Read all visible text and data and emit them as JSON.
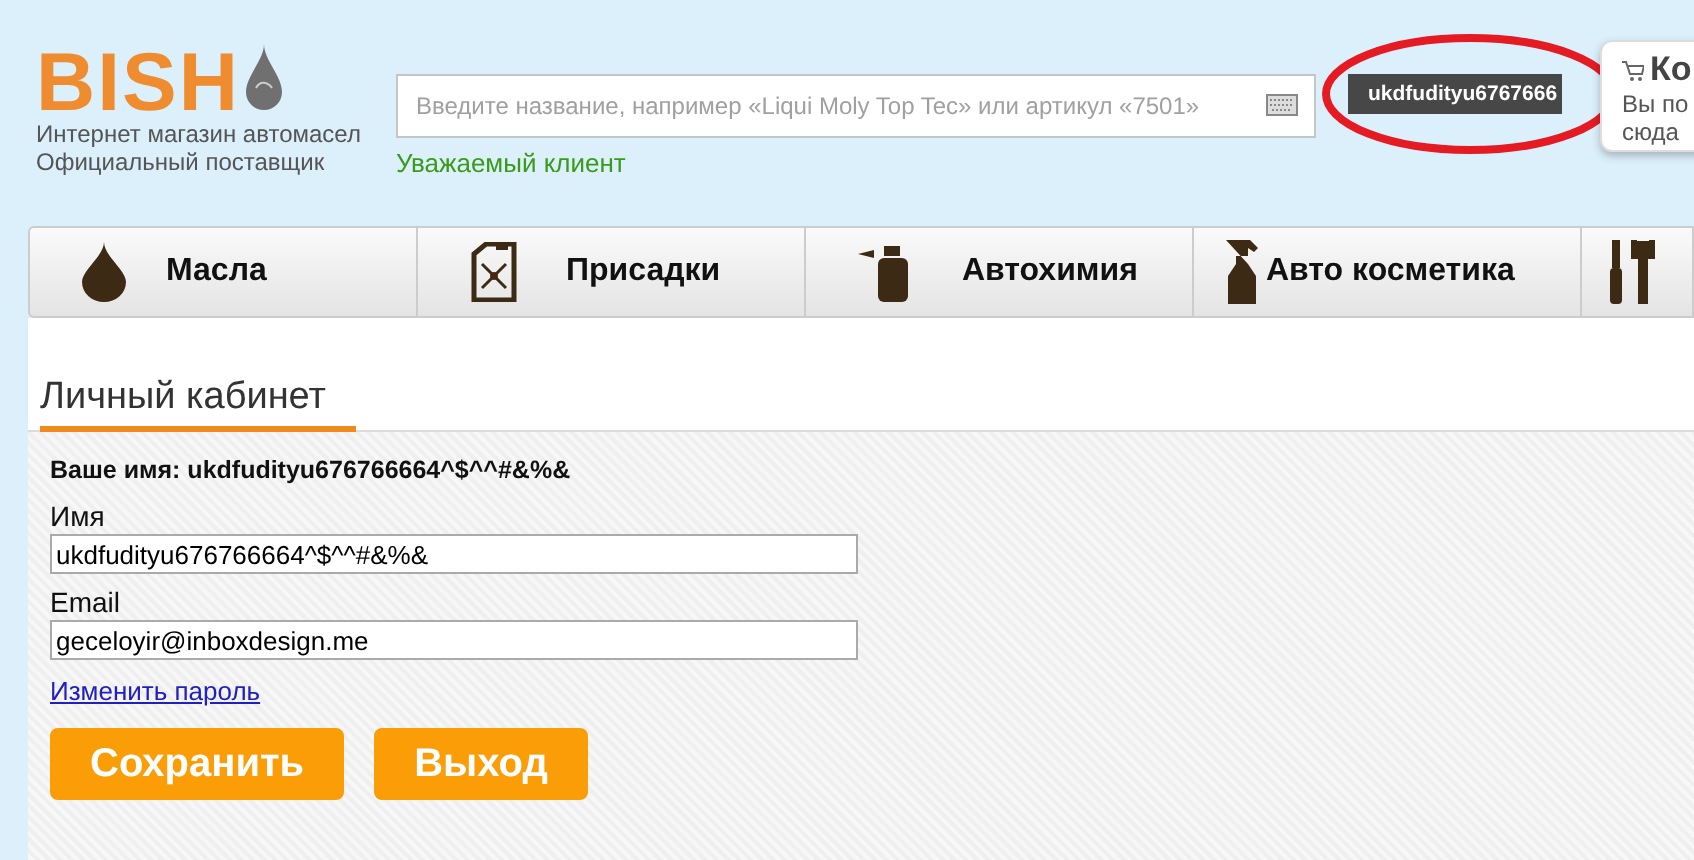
{
  "logo": {
    "brand": "BISH",
    "tagline": [
      "Интернет магазин автомасел",
      "Официальный поставщик"
    ]
  },
  "search": {
    "placeholder": "Введите название, например «Liqui Moly Top Tec» или артикул «7501»"
  },
  "greeting": "Уважаемый клиент",
  "user_chip": "ukdfudityu6767666",
  "cart_popup": {
    "title": "Ко",
    "lines": [
      "Вы по",
      "сюда"
    ]
  },
  "nav": [
    {
      "label": "Масла"
    },
    {
      "label": "Присадки"
    },
    {
      "label": "Автохимия"
    },
    {
      "label": "Авто косметика"
    }
  ],
  "page_title": "Личный кабинет",
  "your_name": "Ваше имя: ukdfudityu676766664^$^^#&%&",
  "fields": [
    {
      "label": "Имя",
      "value": "ukdfudityu676766664^$^^#&%&"
    },
    {
      "label": "Email",
      "value": "geceloyir@inboxdesign.me"
    }
  ],
  "change_password": "Изменить пароль",
  "buttons": [
    "Сохранить",
    "Выход"
  ]
}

§ EXERCISE GOAL
Repeat the material above verbatim. Leave the pictures behind.

§ CORRECT OUTPUT
Read all visible text and data and emit them as JSON.
{
  "logo": {
    "brand": "BISH",
    "tagline": [
      "Интернет магазин автомасел",
      "Официальный поставщик"
    ]
  },
  "search": {
    "placeholder": "Введите название, например «Liqui Moly Top Tec» или артикул «7501»"
  },
  "greeting": "Уважаемый клиент",
  "user_chip": "ukdfudityu6767666",
  "cart_popup": {
    "title": "Ко",
    "lines": [
      "Вы по",
      "сюда"
    ]
  },
  "nav": [
    {
      "label": "Масла"
    },
    {
      "label": "Присадки"
    },
    {
      "label": "Автохимия"
    },
    {
      "label": "Авто косметика"
    }
  ],
  "page_title": "Личный кабинет",
  "your_name": "Ваше имя: ukdfudityu676766664^$^^#&%&",
  "fields": [
    {
      "label": "Имя",
      "value": "ukdfudityu676766664^$^^#&%&"
    },
    {
      "label": "Email",
      "value": "geceloyir@inboxdesign.me"
    }
  ],
  "change_password": "Изменить пароль",
  "buttons": [
    "Сохранить",
    "Выход"
  ]
}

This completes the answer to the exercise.